(Dataset rows)
** BEGIN **
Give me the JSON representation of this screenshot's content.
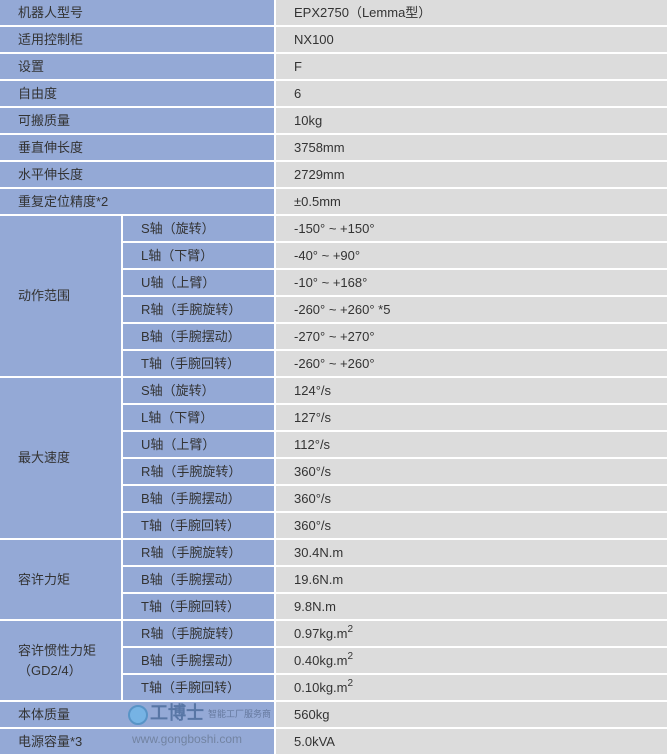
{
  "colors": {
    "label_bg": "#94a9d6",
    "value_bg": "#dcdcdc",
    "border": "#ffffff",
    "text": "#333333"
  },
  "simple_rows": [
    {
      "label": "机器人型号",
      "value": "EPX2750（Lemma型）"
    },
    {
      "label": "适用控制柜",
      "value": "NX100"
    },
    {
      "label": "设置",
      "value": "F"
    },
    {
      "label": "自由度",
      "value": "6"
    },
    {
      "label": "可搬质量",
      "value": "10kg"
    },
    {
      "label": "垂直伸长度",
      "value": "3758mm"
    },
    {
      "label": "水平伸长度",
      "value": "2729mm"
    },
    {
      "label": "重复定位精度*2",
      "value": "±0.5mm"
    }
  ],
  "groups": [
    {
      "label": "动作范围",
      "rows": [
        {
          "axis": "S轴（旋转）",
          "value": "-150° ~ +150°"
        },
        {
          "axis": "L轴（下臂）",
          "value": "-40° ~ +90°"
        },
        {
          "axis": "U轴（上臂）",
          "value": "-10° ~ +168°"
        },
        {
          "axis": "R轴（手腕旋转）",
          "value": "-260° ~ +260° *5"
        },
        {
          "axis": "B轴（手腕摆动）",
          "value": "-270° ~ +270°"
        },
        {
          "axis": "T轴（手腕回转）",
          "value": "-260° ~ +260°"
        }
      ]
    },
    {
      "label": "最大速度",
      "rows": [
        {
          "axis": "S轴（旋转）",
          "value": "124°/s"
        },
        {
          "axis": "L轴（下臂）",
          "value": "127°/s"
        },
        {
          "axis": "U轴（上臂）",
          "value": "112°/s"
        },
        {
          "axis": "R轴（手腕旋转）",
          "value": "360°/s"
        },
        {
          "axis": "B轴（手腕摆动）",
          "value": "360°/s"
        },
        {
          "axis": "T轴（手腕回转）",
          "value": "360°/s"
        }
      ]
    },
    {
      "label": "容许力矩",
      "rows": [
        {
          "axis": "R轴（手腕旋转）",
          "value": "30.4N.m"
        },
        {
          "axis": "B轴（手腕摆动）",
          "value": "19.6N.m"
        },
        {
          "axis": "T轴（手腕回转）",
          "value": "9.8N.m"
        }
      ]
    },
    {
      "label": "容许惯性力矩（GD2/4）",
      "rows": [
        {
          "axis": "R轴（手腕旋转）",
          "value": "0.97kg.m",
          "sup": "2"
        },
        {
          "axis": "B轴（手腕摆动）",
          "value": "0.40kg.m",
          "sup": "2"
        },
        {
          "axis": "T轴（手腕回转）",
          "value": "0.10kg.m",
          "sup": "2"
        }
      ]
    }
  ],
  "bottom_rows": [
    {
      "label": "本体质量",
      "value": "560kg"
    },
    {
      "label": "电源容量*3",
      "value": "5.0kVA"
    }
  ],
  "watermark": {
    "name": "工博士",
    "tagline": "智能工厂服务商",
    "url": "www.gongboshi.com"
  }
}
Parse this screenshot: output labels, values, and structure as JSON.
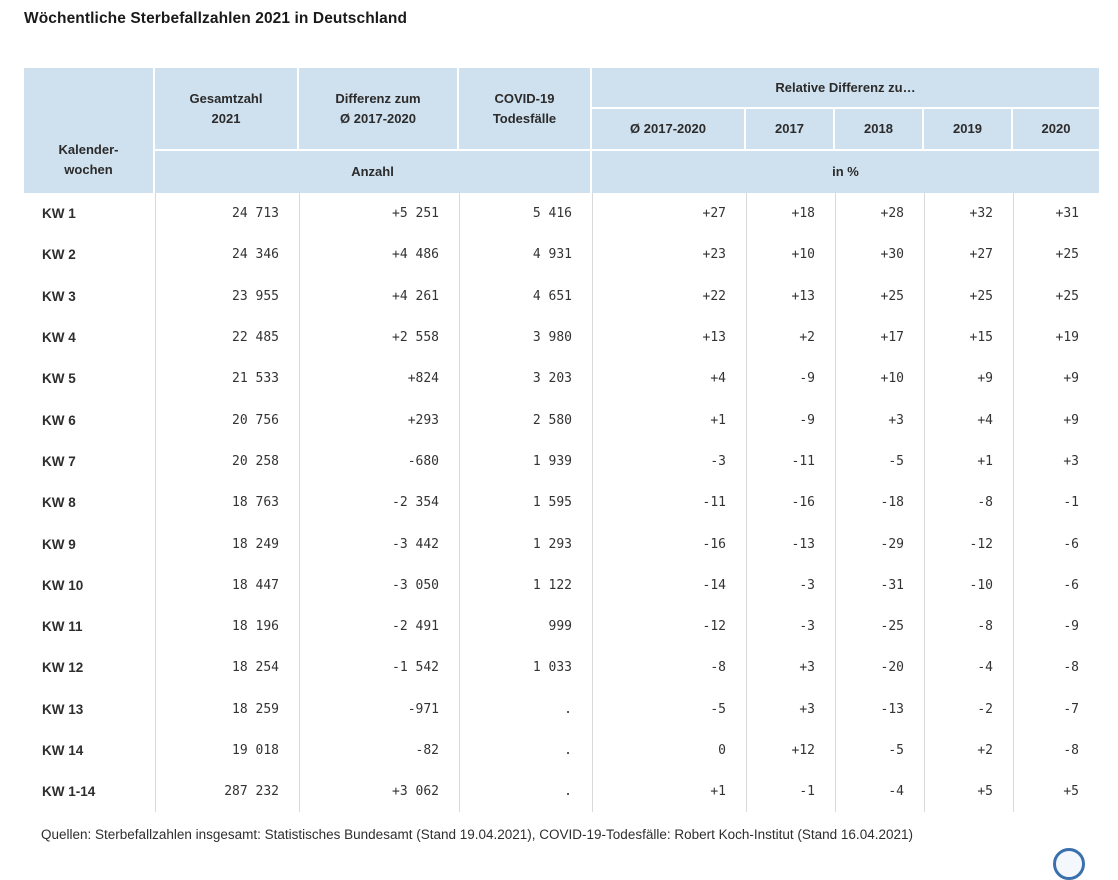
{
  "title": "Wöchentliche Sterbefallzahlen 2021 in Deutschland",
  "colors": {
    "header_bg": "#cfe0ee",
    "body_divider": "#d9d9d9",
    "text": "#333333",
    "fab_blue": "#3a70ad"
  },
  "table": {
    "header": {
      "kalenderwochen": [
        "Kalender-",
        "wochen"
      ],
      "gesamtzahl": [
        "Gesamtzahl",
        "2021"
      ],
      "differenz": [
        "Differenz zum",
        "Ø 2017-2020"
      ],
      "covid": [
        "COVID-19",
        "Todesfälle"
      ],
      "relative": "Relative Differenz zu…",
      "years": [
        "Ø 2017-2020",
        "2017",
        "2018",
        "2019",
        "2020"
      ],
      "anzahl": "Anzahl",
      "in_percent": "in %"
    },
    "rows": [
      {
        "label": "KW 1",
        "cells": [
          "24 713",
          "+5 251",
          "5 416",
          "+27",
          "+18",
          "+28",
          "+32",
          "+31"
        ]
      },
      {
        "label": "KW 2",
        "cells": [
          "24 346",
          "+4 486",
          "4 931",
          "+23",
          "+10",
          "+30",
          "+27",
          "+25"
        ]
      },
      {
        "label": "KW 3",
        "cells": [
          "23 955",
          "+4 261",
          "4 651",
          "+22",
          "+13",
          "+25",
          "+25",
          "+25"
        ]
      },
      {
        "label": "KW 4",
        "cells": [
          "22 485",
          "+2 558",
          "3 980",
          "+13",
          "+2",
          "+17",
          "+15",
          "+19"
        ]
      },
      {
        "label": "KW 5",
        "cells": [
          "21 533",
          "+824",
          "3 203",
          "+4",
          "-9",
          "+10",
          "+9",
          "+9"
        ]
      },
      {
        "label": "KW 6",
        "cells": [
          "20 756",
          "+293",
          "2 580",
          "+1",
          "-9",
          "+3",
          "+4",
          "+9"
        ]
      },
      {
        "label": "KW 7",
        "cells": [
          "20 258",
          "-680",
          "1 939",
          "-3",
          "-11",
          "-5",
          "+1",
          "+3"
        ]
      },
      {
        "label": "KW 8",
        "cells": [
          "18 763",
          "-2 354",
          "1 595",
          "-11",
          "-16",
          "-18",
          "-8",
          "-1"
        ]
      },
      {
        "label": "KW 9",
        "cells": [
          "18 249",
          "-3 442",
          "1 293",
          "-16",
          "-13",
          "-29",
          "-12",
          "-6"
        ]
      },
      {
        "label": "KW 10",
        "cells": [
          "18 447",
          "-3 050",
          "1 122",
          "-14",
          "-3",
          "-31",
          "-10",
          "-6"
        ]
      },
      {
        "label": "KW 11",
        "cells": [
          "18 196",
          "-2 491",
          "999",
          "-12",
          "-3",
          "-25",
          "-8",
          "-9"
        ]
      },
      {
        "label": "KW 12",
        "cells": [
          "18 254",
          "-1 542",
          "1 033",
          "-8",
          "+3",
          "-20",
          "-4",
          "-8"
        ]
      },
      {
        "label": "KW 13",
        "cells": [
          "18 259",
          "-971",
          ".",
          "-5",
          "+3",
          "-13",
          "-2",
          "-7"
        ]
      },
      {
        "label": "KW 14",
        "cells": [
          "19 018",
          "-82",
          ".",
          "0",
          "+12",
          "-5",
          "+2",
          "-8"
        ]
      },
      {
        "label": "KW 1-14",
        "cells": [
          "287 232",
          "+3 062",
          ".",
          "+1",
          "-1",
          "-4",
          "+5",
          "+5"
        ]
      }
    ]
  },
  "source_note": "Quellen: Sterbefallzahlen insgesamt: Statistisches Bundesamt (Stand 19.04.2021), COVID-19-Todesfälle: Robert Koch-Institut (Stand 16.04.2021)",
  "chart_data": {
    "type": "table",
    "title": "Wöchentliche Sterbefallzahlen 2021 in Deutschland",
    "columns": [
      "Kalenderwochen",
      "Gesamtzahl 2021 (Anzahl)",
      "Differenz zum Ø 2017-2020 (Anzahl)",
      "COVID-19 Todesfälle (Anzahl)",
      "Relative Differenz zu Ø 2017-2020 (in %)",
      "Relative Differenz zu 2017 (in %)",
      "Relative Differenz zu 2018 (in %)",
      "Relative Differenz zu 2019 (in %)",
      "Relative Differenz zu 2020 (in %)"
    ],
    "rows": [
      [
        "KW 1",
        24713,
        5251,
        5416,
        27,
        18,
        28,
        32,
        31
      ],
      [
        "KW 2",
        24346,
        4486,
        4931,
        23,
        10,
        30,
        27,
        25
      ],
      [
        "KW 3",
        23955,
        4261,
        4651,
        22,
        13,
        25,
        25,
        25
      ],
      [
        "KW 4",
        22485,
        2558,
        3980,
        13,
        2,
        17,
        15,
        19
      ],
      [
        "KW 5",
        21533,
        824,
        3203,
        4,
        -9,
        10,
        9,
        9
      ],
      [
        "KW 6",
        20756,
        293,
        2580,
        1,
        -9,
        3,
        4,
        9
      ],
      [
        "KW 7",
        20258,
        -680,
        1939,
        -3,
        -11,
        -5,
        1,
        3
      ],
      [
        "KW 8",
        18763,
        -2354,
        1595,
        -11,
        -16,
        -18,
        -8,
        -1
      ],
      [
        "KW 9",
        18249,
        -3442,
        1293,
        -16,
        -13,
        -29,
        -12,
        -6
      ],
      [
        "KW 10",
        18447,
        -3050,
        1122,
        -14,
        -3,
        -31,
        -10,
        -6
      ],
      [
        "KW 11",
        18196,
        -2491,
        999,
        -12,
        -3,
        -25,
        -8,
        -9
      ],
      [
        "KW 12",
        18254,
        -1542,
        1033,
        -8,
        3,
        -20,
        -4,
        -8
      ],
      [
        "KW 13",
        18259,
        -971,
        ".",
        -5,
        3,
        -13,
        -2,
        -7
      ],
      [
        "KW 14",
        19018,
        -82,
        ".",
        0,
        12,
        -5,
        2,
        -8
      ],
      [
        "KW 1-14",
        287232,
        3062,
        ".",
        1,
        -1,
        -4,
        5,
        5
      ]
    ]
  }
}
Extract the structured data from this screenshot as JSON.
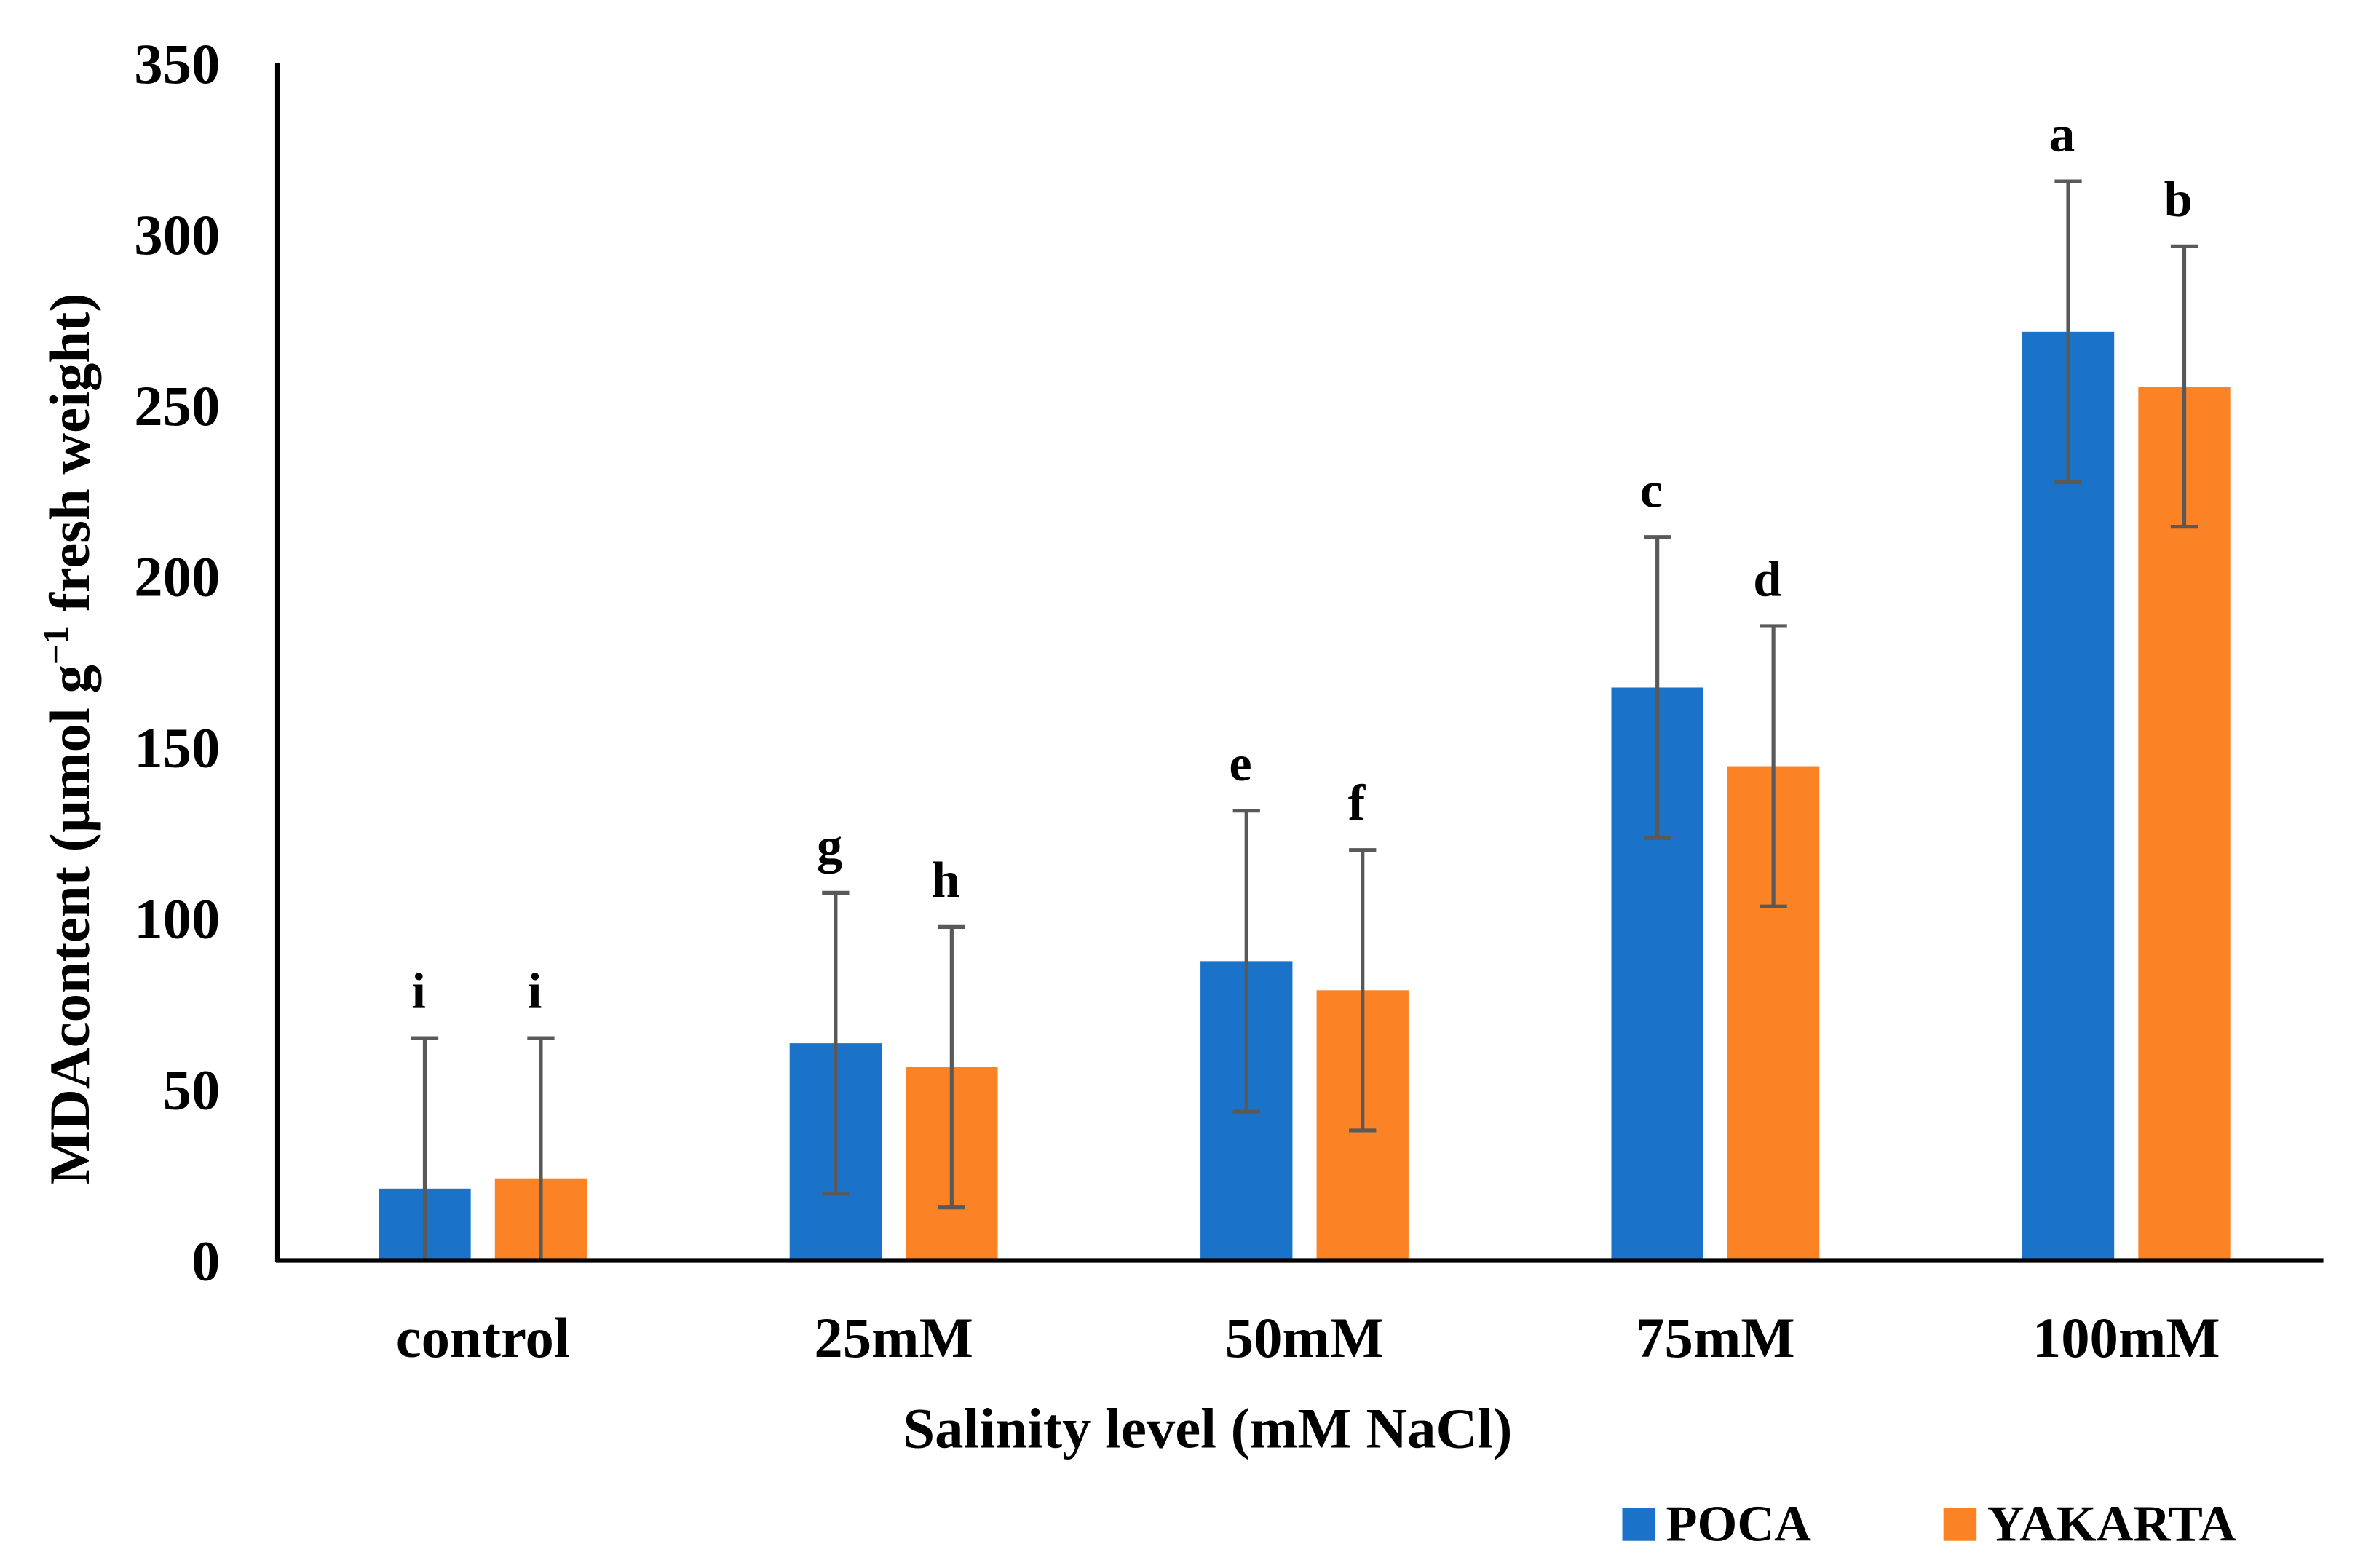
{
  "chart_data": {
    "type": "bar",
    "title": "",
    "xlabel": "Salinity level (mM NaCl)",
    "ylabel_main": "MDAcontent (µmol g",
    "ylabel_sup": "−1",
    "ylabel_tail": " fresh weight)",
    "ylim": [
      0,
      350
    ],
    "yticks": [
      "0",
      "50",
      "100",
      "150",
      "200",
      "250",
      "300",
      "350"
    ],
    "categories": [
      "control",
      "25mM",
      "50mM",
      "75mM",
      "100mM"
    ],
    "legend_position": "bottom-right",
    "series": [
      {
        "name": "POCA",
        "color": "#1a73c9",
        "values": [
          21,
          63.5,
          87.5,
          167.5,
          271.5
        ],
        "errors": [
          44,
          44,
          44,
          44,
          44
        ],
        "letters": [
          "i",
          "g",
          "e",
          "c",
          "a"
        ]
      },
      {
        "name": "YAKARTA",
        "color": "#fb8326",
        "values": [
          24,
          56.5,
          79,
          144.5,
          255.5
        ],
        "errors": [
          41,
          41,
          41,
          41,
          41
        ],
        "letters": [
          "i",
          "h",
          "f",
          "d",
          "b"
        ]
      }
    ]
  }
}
** END **
**Directive**
Find every line holding the word "Wöchentliche"; give their count and nothing else.

**Output for this task**
2